## Begin Records shown

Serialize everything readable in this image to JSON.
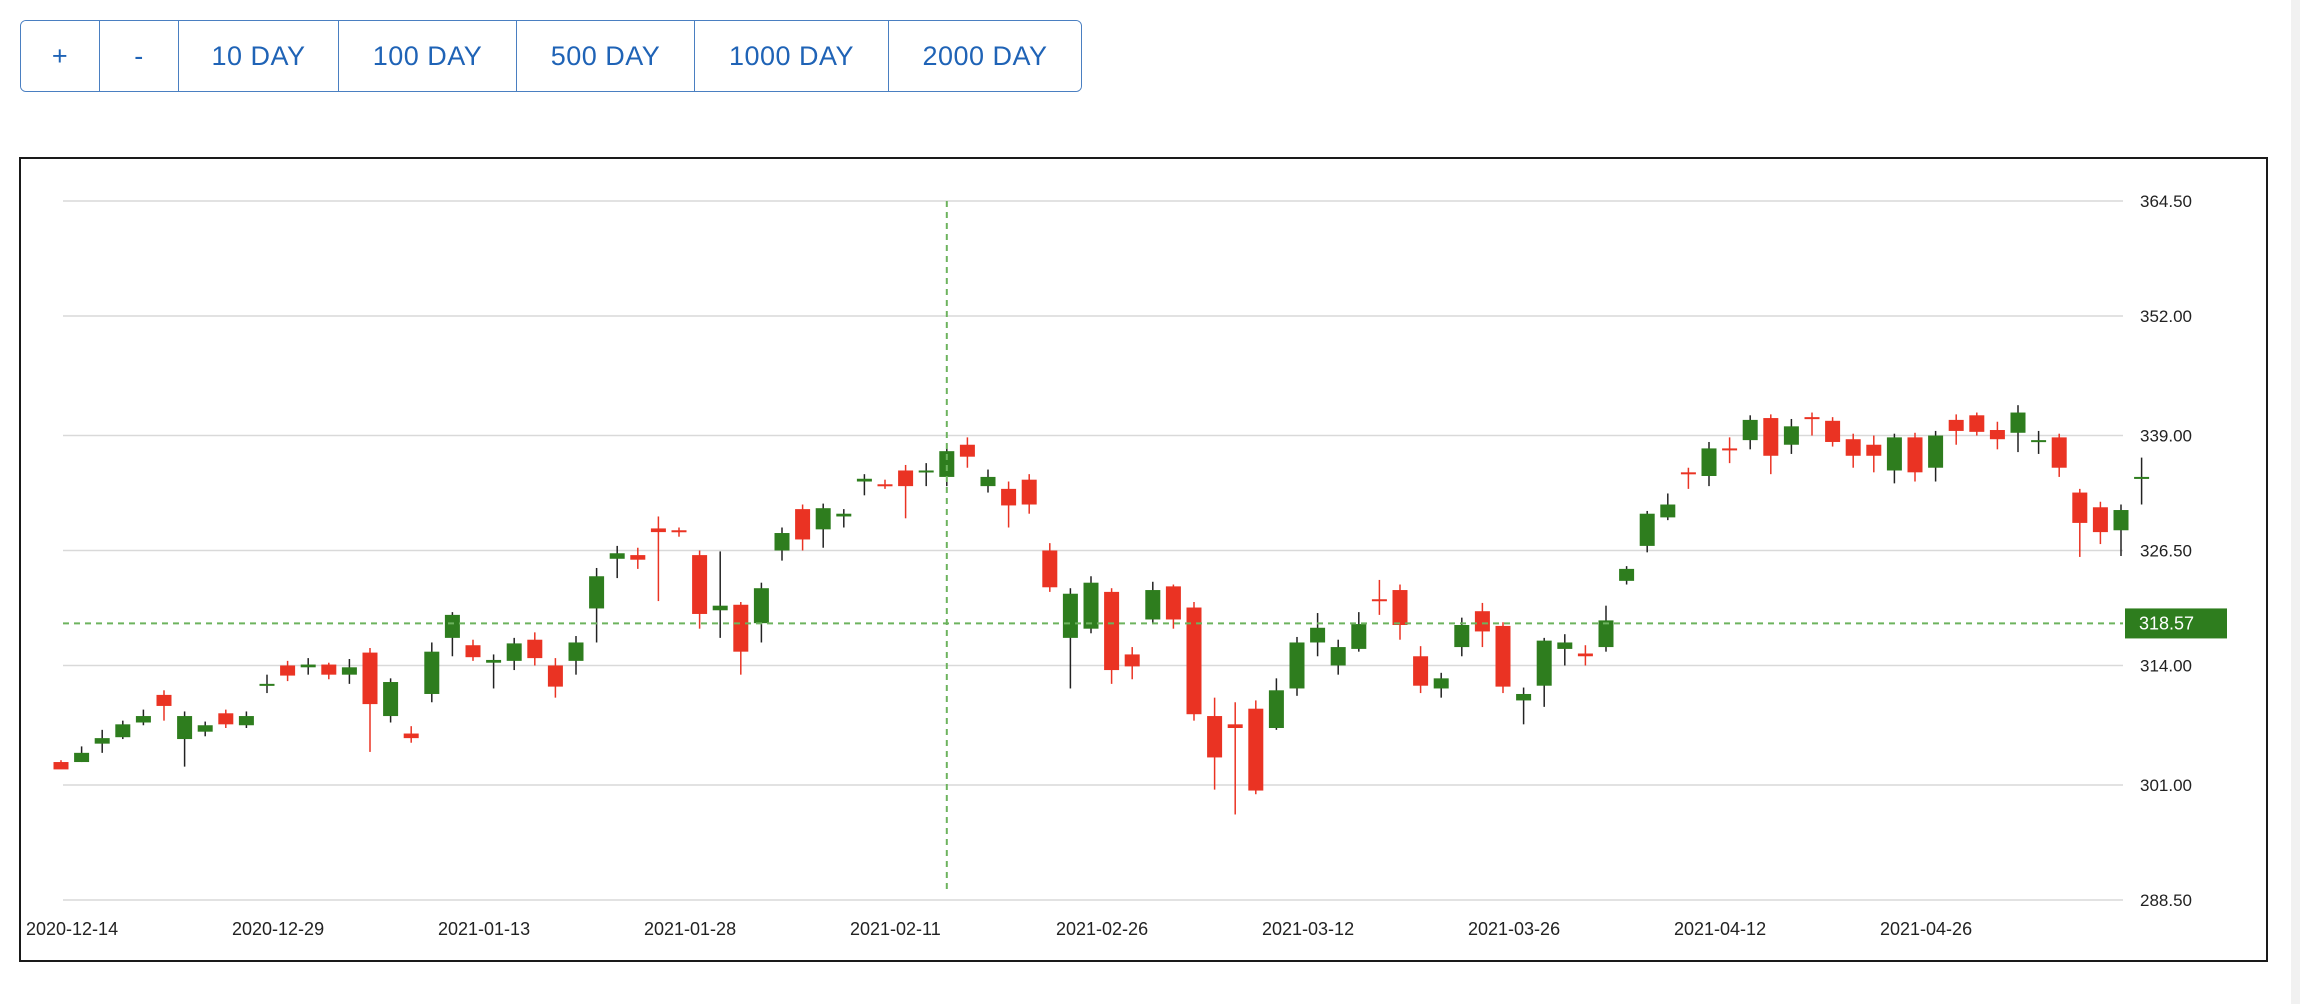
{
  "toolbar": {
    "buttons": [
      {
        "id": "zoom-in",
        "label": "+"
      },
      {
        "id": "zoom-out",
        "label": "-"
      },
      {
        "id": "range-10",
        "label": "10 DAY"
      },
      {
        "id": "range-100",
        "label": "100 DAY"
      },
      {
        "id": "range-500",
        "label": "500 DAY"
      },
      {
        "id": "range-1000",
        "label": "1000 DAY"
      },
      {
        "id": "range-2000",
        "label": "2000 DAY"
      }
    ]
  },
  "chart_data": {
    "type": "candlestick",
    "title": "",
    "xlabel": "",
    "ylabel": "",
    "ylim": [
      288.5,
      364.5
    ],
    "y_ticks": [
      "364.50",
      "352.00",
      "339.00",
      "326.50",
      "314.00",
      "301.00",
      "288.50"
    ],
    "x_tick_labels": [
      {
        "label": "2020-12-14",
        "index": 0
      },
      {
        "label": "2020-12-29",
        "index": 10
      },
      {
        "label": "2021-01-13",
        "index": 20
      },
      {
        "label": "2021-01-28",
        "index": 30
      },
      {
        "label": "2021-02-11",
        "index": 40
      },
      {
        "label": "2021-02-26",
        "index": 50
      },
      {
        "label": "2021-03-12",
        "index": 60
      },
      {
        "label": "2021-03-26",
        "index": 70
      },
      {
        "label": "2021-04-12",
        "index": 80
      },
      {
        "label": "2021-04-26",
        "index": 90
      }
    ],
    "grid": true,
    "colors": {
      "up": "#2e7d1e",
      "down": "#ea3323",
      "crosshair": "#6db35e",
      "grid": "#d9d9d9"
    },
    "crosshair": {
      "x_index": 43,
      "y_value": 318.57,
      "label": "318.57"
    },
    "candles": [
      [
        303.5,
        302.7,
        303.0,
        303.7
      ],
      [
        303.5,
        304.5,
        305.2,
        303.5
      ],
      [
        305.5,
        306.1,
        307.0,
        304.5
      ],
      [
        306.2,
        307.6,
        308.0,
        306.0
      ],
      [
        307.8,
        308.5,
        309.2,
        307.5
      ],
      [
        310.8,
        309.6,
        311.3,
        308.0
      ],
      [
        306.0,
        308.5,
        309.0,
        303.0
      ],
      [
        306.8,
        307.5,
        307.9,
        306.3
      ],
      [
        308.8,
        307.6,
        309.2,
        307.2
      ],
      [
        307.5,
        308.5,
        309.0,
        307.2
      ],
      [
        311.8,
        312.0,
        313.0,
        311.0
      ],
      [
        314.0,
        312.9,
        314.5,
        312.3
      ],
      [
        313.8,
        314.1,
        314.8,
        313.0
      ],
      [
        314.1,
        313.0,
        314.3,
        312.5
      ],
      [
        313.0,
        313.8,
        314.7,
        312.0
      ],
      [
        315.4,
        309.8,
        315.9,
        304.6
      ],
      [
        308.5,
        312.2,
        312.6,
        307.8
      ],
      [
        306.6,
        306.1,
        307.4,
        305.6
      ],
      [
        310.9,
        315.5,
        316.5,
        310.0
      ],
      [
        317.0,
        319.5,
        319.8,
        315.0
      ],
      [
        316.2,
        314.9,
        316.8,
        314.5
      ],
      [
        314.3,
        314.6,
        315.2,
        311.5
      ],
      [
        314.5,
        316.4,
        317.0,
        313.5
      ],
      [
        316.8,
        314.8,
        317.6,
        314.0
      ],
      [
        314.0,
        311.7,
        314.8,
        310.5
      ],
      [
        314.5,
        316.5,
        317.2,
        313.0
      ],
      [
        320.2,
        323.7,
        324.6,
        316.5
      ],
      [
        325.6,
        326.2,
        327.0,
        323.5
      ],
      [
        326.0,
        325.5,
        326.8,
        324.5
      ],
      [
        328.9,
        328.5,
        330.2,
        321.0
      ],
      [
        328.7,
        328.5,
        329.0,
        328.0
      ],
      [
        326.0,
        319.6,
        326.5,
        318.0
      ],
      [
        320.0,
        320.5,
        326.4,
        317.0
      ],
      [
        320.6,
        315.5,
        320.9,
        313.0
      ],
      [
        318.6,
        322.4,
        323.0,
        316.5
      ],
      [
        326.5,
        328.4,
        329.0,
        325.4
      ],
      [
        331.0,
        327.7,
        331.5,
        326.5
      ],
      [
        328.8,
        331.1,
        331.6,
        326.8
      ],
      [
        330.2,
        330.5,
        331.0,
        329.0
      ],
      [
        334.0,
        334.3,
        334.8,
        332.5
      ],
      [
        333.7,
        333.6,
        334.2,
        333.2
      ],
      [
        335.2,
        333.5,
        335.8,
        330.0
      ],
      [
        335.0,
        335.2,
        336.0,
        333.5
      ],
      [
        334.5,
        337.3,
        338.0,
        333.5
      ],
      [
        338.0,
        336.7,
        338.8,
        335.5
      ],
      [
        333.5,
        334.5,
        335.3,
        332.8
      ],
      [
        333.2,
        331.4,
        334.0,
        329.0
      ],
      [
        334.2,
        331.5,
        334.8,
        330.5
      ],
      [
        326.5,
        322.5,
        327.3,
        322.0
      ],
      [
        317.0,
        321.8,
        322.4,
        311.5
      ],
      [
        318.0,
        323.0,
        323.7,
        317.5
      ],
      [
        322.0,
        313.5,
        322.4,
        312.0
      ],
      [
        315.2,
        313.9,
        316.0,
        312.5
      ],
      [
        319.0,
        322.2,
        323.1,
        318.5
      ],
      [
        322.6,
        319.0,
        322.8,
        318.0
      ],
      [
        320.3,
        308.7,
        320.9,
        308.0
      ],
      [
        308.5,
        304.0,
        310.5,
        300.5
      ],
      [
        307.6,
        307.2,
        310.0,
        297.8
      ],
      [
        309.3,
        300.4,
        310.2,
        300.0
      ],
      [
        307.2,
        311.3,
        312.6,
        307.0
      ],
      [
        311.5,
        316.5,
        317.1,
        310.7
      ],
      [
        316.5,
        318.1,
        319.7,
        315.0
      ],
      [
        314.0,
        316.0,
        316.8,
        313.0
      ],
      [
        315.8,
        318.5,
        319.8,
        315.5
      ],
      [
        321.2,
        321.0,
        323.3,
        319.5
      ],
      [
        322.2,
        318.4,
        322.8,
        316.8
      ],
      [
        315.0,
        311.8,
        316.1,
        311.0
      ],
      [
        311.5,
        312.6,
        313.2,
        310.5
      ],
      [
        316.0,
        318.4,
        319.2,
        315.0
      ],
      [
        319.9,
        317.7,
        320.8,
        316.0
      ],
      [
        318.3,
        311.7,
        318.7,
        311.0
      ],
      [
        310.2,
        310.9,
        311.6,
        307.6
      ],
      [
        311.8,
        316.7,
        317.0,
        309.5
      ],
      [
        315.8,
        316.5,
        317.4,
        314.0
      ],
      [
        315.3,
        315.0,
        316.2,
        314.0
      ],
      [
        316.0,
        318.9,
        320.5,
        315.5
      ],
      [
        323.2,
        324.5,
        324.8,
        322.8
      ],
      [
        327.0,
        330.5,
        330.8,
        326.3
      ],
      [
        330.1,
        331.5,
        332.7,
        329.8
      ],
      [
        335.0,
        334.8,
        335.5,
        333.2
      ],
      [
        334.6,
        337.6,
        338.3,
        333.5
      ],
      [
        337.6,
        337.5,
        338.8,
        336.0
      ],
      [
        338.5,
        340.7,
        341.2,
        337.5
      ],
      [
        340.9,
        336.8,
        341.3,
        334.8
      ],
      [
        338.0,
        340.0,
        340.8,
        337.0
      ],
      [
        341.0,
        340.9,
        341.5,
        339.0
      ],
      [
        340.6,
        338.3,
        341.0,
        337.8
      ],
      [
        338.6,
        336.8,
        339.2,
        335.5
      ],
      [
        338.0,
        336.8,
        339.0,
        335.0
      ],
      [
        335.2,
        338.8,
        339.2,
        333.8
      ],
      [
        338.8,
        335.0,
        339.3,
        334.0
      ],
      [
        335.5,
        339.0,
        339.5,
        334.0
      ],
      [
        340.7,
        339.5,
        341.3,
        338.0
      ],
      [
        341.2,
        339.4,
        341.5,
        339.0
      ],
      [
        339.6,
        338.6,
        340.5,
        337.5
      ],
      [
        339.3,
        341.5,
        342.3,
        337.2
      ],
      [
        338.5,
        338.5,
        339.5,
        337.0
      ],
      [
        338.8,
        335.5,
        339.2,
        334.5
      ],
      [
        332.8,
        329.5,
        333.2,
        325.8
      ],
      [
        331.2,
        328.5,
        331.8,
        327.2
      ],
      [
        328.7,
        330.9,
        331.5,
        325.9
      ],
      [
        334.5,
        334.5,
        336.6,
        331.5
      ]
    ]
  }
}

## End Records shown

*Work instructions:* Report how many lines of the entries hold the word "range". Nothing else is needed.

*Answer to the exercise:* 5